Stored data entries
* * *

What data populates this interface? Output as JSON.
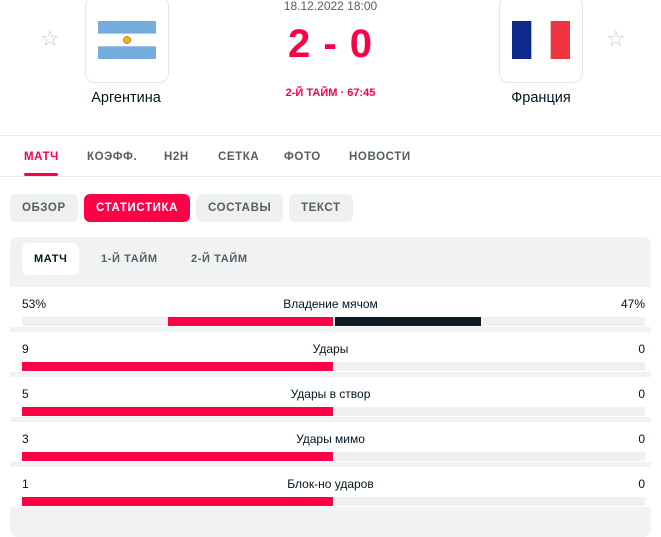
{
  "match": {
    "datetime": "18.12.2022 18:00",
    "score_home": "2",
    "score_sep": "-",
    "score_away": "0",
    "status": "2-Й ТАЙМ · 67:45"
  },
  "home": {
    "name": "Аргентина",
    "flag": "argentina-flag"
  },
  "away": {
    "name": "Франция",
    "flag": "france-flag"
  },
  "nav": {
    "items": [
      {
        "label": "МАТЧ",
        "active": true
      },
      {
        "label": "КОЭФФ.",
        "active": false
      },
      {
        "label": "H2H",
        "active": false
      },
      {
        "label": "СЕТКА",
        "active": false
      },
      {
        "label": "ФОТО",
        "active": false
      },
      {
        "label": "НОВОСТИ",
        "active": false
      }
    ]
  },
  "subtabs": [
    {
      "label": "ОБЗОР",
      "active": false
    },
    {
      "label": "СТАТИСТИКА",
      "active": true
    },
    {
      "label": "СОСТАВЫ",
      "active": false
    },
    {
      "label": "ТЕКСТ",
      "active": false
    }
  ],
  "periods": [
    {
      "label": "МАТЧ",
      "active": true
    },
    {
      "label": "1-Й ТАЙМ",
      "active": false
    },
    {
      "label": "2-Й ТАЙМ",
      "active": false
    }
  ],
  "stats": [
    {
      "name": "Владение мячом",
      "home": "53%",
      "away": "47%",
      "home_share": 0.53,
      "away_share": 0.47
    },
    {
      "name": "Удары",
      "home": "9",
      "away": "0",
      "home_share": 1.0,
      "away_share": 0.0
    },
    {
      "name": "Удары в створ",
      "home": "5",
      "away": "0",
      "home_share": 1.0,
      "away_share": 0.0
    },
    {
      "name": "Удары мимо",
      "home": "3",
      "away": "0",
      "home_share": 1.0,
      "away_share": 0.0
    },
    {
      "name": "Блок-но ударов",
      "home": "1",
      "away": "0",
      "home_share": 1.0,
      "away_share": 0.0
    }
  ],
  "colors": {
    "accent": "#ff0046",
    "away_bar": "#0d1b22",
    "track": "#eef0f1"
  }
}
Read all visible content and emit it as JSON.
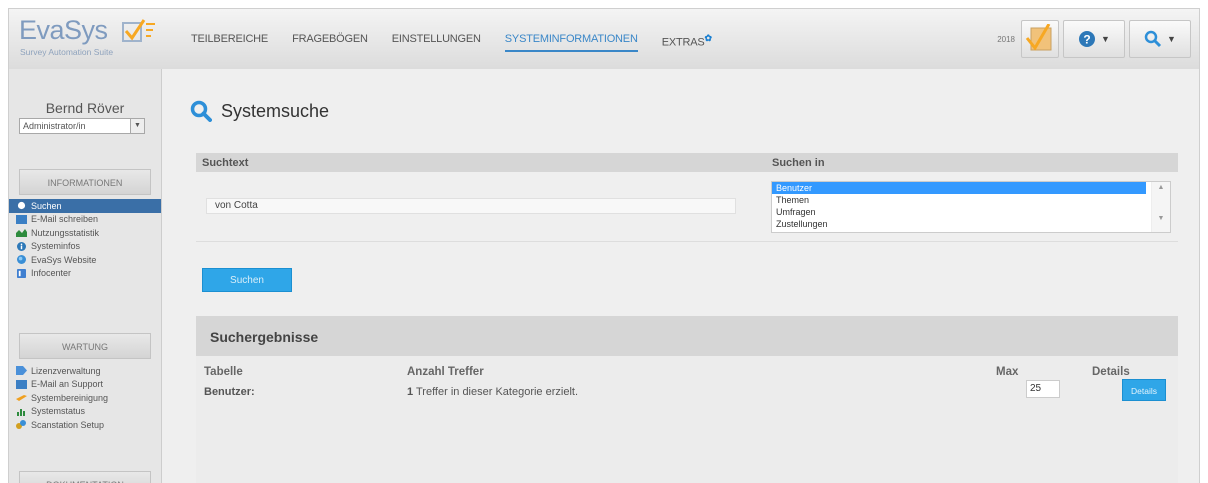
{
  "logo": {
    "brand": "EvaSys",
    "subtitle": "Survey Automation Suite"
  },
  "nav": [
    {
      "label": "TEILBEREICHE",
      "active": false
    },
    {
      "label": "FRAGEBÖGEN",
      "active": false
    },
    {
      "label": "EINSTELLUNGEN",
      "active": false
    },
    {
      "label": "SYSTEMINFORMATIONEN",
      "active": true
    },
    {
      "label": "EXTRAS",
      "active": false
    }
  ],
  "extras_badge": "✿",
  "header_tools": {
    "year": "2018"
  },
  "user": {
    "name": "Bernd Röver",
    "role": "Administrator/in"
  },
  "sidebar": {
    "sections": [
      {
        "title": "INFORMATIONEN",
        "items": [
          {
            "label": "Suchen",
            "icon": "search-icon",
            "active": true
          },
          {
            "label": "E-Mail schreiben",
            "icon": "mail-icon"
          },
          {
            "label": "Nutzungsstatistik",
            "icon": "chart-icon"
          },
          {
            "label": "Systeminfos",
            "icon": "info-icon"
          },
          {
            "label": "EvaSys Website",
            "icon": "globe-icon"
          },
          {
            "label": "Infocenter",
            "icon": "book-icon"
          }
        ]
      },
      {
        "title": "WARTUNG",
        "items": [
          {
            "label": "Lizenzverwaltung",
            "icon": "key-icon"
          },
          {
            "label": "E-Mail an Support",
            "icon": "mail-icon"
          },
          {
            "label": "Systembereinigung",
            "icon": "broom-icon"
          },
          {
            "label": "Systemstatus",
            "icon": "status-icon"
          },
          {
            "label": "Scanstation Setup",
            "icon": "scanner-icon"
          }
        ]
      },
      {
        "title": "DOKUMENTATION",
        "items": []
      }
    ]
  },
  "page": {
    "title": "Systemsuche"
  },
  "search": {
    "suchtext_label": "Suchtext",
    "suchen_in_label": "Suchen in",
    "query": "von Cotta",
    "options": [
      "Benutzer",
      "Themen",
      "Umfragen",
      "Zustellungen"
    ],
    "selected_option": "Benutzer",
    "button_label": "Suchen"
  },
  "results": {
    "title": "Suchergebnisse",
    "columns": {
      "table": "Tabelle",
      "hits": "Anzahl Treffer",
      "max": "Max",
      "details": "Details"
    },
    "rows": [
      {
        "table": "Benutzer:",
        "hits_count": "1",
        "hits_text": " Treffer in dieser Kategorie erzielt.",
        "max": "25",
        "details_label": "Details"
      }
    ]
  },
  "colors": {
    "accent": "#3a87c8",
    "button": "#2fa6e8",
    "sidebar_active": "#3a6fa7",
    "logo_check": "#f7a823"
  }
}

* * *

Problem. Take the data above and repeat it exactly, leaving each picture out.

Result of the exercise.
What data populates this interface? Output as JSON.
{
  "match": {
    "datetime": "18.12.2022 18:00",
    "score_home": "2",
    "score_sep": "-",
    "score_away": "0",
    "status": "2-Й ТАЙМ · 67:45"
  },
  "home": {
    "name": "Аргентина",
    "flag": "argentina-flag"
  },
  "away": {
    "name": "Франция",
    "flag": "france-flag"
  },
  "nav": {
    "items": [
      {
        "label": "МАТЧ",
        "active": true
      },
      {
        "label": "КОЭФФ.",
        "active": false
      },
      {
        "label": "H2H",
        "active": false
      },
      {
        "label": "СЕТКА",
        "active": false
      },
      {
        "label": "ФОТО",
        "active": false
      },
      {
        "label": "НОВОСТИ",
        "active": false
      }
    ]
  },
  "subtabs": [
    {
      "label": "ОБЗОР",
      "active": false
    },
    {
      "label": "СТАТИСТИКА",
      "active": true
    },
    {
      "label": "СОСТАВЫ",
      "active": false
    },
    {
      "label": "ТЕКСТ",
      "active": false
    }
  ],
  "periods": [
    {
      "label": "МАТЧ",
      "active": true
    },
    {
      "label": "1-Й ТАЙМ",
      "active": false
    },
    {
      "label": "2-Й ТАЙМ",
      "active": false
    }
  ],
  "stats": [
    {
      "name": "Владение мячом",
      "home": "53%",
      "away": "47%",
      "home_share": 0.53,
      "away_share": 0.47
    },
    {
      "name": "Удары",
      "home": "9",
      "away": "0",
      "home_share": 1.0,
      "away_share": 0.0
    },
    {
      "name": "Удары в створ",
      "home": "5",
      "away": "0",
      "home_share": 1.0,
      "away_share": 0.0
    },
    {
      "name": "Удары мимо",
      "home": "3",
      "away": "0",
      "home_share": 1.0,
      "away_share": 0.0
    },
    {
      "name": "Блок-но ударов",
      "home": "1",
      "away": "0",
      "home_share": 1.0,
      "away_share": 0.0
    }
  ],
  "colors": {
    "accent": "#ff0046",
    "away_bar": "#0d1b22",
    "track": "#eef0f1"
  }
}
Read all visible content and emit it as JSON.
{
  "logo": {
    "brand": "EvaSys",
    "subtitle": "Survey Automation Suite"
  },
  "nav": [
    {
      "label": "TEILBEREICHE",
      "active": false
    },
    {
      "label": "FRAGEBÖGEN",
      "active": false
    },
    {
      "label": "EINSTELLUNGEN",
      "active": false
    },
    {
      "label": "SYSTEMINFORMATIONEN",
      "active": true
    },
    {
      "label": "EXTRAS",
      "active": false
    }
  ],
  "extras_badge": "✿",
  "header_tools": {
    "year": "2018"
  },
  "user": {
    "name": "Bernd Röver",
    "role": "Administrator/in"
  },
  "sidebar": {
    "sections": [
      {
        "title": "INFORMATIONEN",
        "items": [
          {
            "label": "Suchen",
            "icon": "search-icon",
            "active": true
          },
          {
            "label": "E-Mail schreiben",
            "icon": "mail-icon"
          },
          {
            "label": "Nutzungsstatistik",
            "icon": "chart-icon"
          },
          {
            "label": "Systeminfos",
            "icon": "info-icon"
          },
          {
            "label": "EvaSys Website",
            "icon": "globe-icon"
          },
          {
            "label": "Infocenter",
            "icon": "book-icon"
          }
        ]
      },
      {
        "title": "WARTUNG",
        "items": [
          {
            "label": "Lizenzverwaltung",
            "icon": "key-icon"
          },
          {
            "label": "E-Mail an Support",
            "icon": "mail-icon"
          },
          {
            "label": "Systembereinigung",
            "icon": "broom-icon"
          },
          {
            "label": "Systemstatus",
            "icon": "status-icon"
          },
          {
            "label": "Scanstation Setup",
            "icon": "scanner-icon"
          }
        ]
      },
      {
        "title": "DOKUMENTATION",
        "items": []
      }
    ]
  },
  "page": {
    "title": "Systemsuche"
  },
  "search": {
    "suchtext_label": "Suchtext",
    "suchen_in_label": "Suchen in",
    "query": "von Cotta",
    "options": [
      "Benutzer",
      "Themen",
      "Umfragen",
      "Zustellungen"
    ],
    "selected_option": "Benutzer",
    "button_label": "Suchen"
  },
  "results": {
    "title": "Suchergebnisse",
    "columns": {
      "table": "Tabelle",
      "hits": "Anzahl Treffer",
      "max": "Max",
      "details": "Details"
    },
    "rows": [
      {
        "table": "Benutzer:",
        "hits_count": "1",
        "hits_text": " Treffer in dieser Kategorie erzielt.",
        "max": "25",
        "details_label": "Details"
      }
    ]
  },
  "colors": {
    "accent": "#3a87c8",
    "button": "#2fa6e8",
    "sidebar_active": "#3a6fa7",
    "logo_check": "#f7a823"
  }
}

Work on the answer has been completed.